DATA SUPPLIED:
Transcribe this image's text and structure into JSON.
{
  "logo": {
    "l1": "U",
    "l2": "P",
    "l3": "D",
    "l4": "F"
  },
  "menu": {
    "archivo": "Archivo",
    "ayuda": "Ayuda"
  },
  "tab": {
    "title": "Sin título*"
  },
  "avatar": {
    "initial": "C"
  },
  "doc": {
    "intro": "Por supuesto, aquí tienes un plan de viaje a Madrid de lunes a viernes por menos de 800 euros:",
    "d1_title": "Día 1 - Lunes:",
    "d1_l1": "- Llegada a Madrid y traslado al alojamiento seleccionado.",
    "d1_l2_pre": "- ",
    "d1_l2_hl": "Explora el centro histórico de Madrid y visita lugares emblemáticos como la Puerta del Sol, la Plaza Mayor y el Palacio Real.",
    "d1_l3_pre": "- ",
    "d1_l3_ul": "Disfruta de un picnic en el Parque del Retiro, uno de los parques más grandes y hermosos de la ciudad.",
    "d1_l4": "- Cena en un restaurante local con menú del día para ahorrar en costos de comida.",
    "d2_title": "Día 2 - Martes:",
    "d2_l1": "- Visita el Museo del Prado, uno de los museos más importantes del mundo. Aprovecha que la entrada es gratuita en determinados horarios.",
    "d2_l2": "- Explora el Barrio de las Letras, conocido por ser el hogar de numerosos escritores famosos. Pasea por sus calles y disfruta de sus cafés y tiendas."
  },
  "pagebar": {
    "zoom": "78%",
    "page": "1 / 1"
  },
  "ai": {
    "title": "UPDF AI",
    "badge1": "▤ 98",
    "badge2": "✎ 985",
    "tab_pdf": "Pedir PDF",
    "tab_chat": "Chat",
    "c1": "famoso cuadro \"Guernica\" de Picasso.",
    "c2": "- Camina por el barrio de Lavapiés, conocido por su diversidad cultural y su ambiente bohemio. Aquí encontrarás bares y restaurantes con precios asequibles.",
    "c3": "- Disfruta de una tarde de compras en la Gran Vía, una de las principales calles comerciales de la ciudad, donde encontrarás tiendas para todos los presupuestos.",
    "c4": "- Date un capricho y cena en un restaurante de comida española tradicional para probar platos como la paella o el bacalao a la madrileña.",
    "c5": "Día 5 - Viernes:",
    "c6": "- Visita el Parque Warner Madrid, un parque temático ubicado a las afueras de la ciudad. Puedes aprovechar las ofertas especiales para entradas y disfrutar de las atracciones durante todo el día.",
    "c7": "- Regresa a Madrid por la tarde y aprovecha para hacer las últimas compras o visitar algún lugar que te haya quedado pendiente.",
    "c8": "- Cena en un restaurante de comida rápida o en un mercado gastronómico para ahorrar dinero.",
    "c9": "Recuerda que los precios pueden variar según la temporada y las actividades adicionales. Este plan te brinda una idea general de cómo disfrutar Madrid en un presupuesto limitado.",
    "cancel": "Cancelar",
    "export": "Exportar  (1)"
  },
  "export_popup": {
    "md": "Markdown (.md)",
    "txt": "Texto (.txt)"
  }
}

GOAL:
Find the string "calles" in the listing and return every line that holds it.

RESULT:
    "d2_l2": "- Explora el Barrio de las Letras, conocido por ser el hogar de numerosos escritores famosos. Pasea por sus calles y disfruta de sus cafés y tiendas."
    "c3": "- Disfruta de una tarde de compras en la Gran Vía, una de las principales calles comerciales de la ciudad, donde encontrarás tiendas para todos los presupuestos.",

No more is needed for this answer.